(Short task) Restate all of the data exactly.

________________________________________

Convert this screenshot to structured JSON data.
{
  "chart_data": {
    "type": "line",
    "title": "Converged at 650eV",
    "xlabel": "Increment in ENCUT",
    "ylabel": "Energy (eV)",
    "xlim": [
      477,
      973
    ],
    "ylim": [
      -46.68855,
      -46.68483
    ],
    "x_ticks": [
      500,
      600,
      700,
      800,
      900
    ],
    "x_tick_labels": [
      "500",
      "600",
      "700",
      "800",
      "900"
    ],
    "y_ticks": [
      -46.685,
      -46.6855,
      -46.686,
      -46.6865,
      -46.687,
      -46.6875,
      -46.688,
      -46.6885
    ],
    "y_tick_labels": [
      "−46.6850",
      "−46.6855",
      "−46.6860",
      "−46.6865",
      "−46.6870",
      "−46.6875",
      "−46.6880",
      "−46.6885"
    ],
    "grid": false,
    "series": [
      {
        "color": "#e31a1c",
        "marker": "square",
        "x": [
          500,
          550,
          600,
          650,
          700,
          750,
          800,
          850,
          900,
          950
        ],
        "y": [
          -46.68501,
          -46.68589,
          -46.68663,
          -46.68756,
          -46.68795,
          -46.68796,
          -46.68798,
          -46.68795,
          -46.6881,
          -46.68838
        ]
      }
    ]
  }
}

________________________________________

(Correct response)
Convert this screenshot to structured JSON data.
{
  "chart_data": {
    "type": "line",
    "title": "Converged at 650eV",
    "xlabel": "Increment in ENCUT",
    "ylabel": "Energy (eV)",
    "xlim": [
      477,
      973
    ],
    "ylim": [
      -46.68855,
      -46.68483
    ],
    "x_ticks": [
      500,
      600,
      700,
      800,
      900
    ],
    "x_tick_labels": [
      "500",
      "600",
      "700",
      "800",
      "900"
    ],
    "y_ticks": [
      -46.685,
      -46.6855,
      -46.686,
      -46.6865,
      -46.687,
      -46.6875,
      -46.688,
      -46.6885
    ],
    "y_tick_labels": [
      "−46.6850",
      "−46.6855",
      "−46.6860",
      "−46.6865",
      "−46.6870",
      "−46.6875",
      "−46.6880",
      "−46.6885"
    ],
    "grid": false,
    "series": [
      {
        "color": "#e31a1c",
        "marker": "square",
        "x": [
          500,
          550,
          600,
          650,
          700,
          750,
          800,
          850,
          900,
          950
        ],
        "y": [
          -46.68501,
          -46.68589,
          -46.68663,
          -46.68756,
          -46.68795,
          -46.68796,
          -46.68798,
          -46.68795,
          -46.6881,
          -46.68838
        ]
      }
    ]
  }
}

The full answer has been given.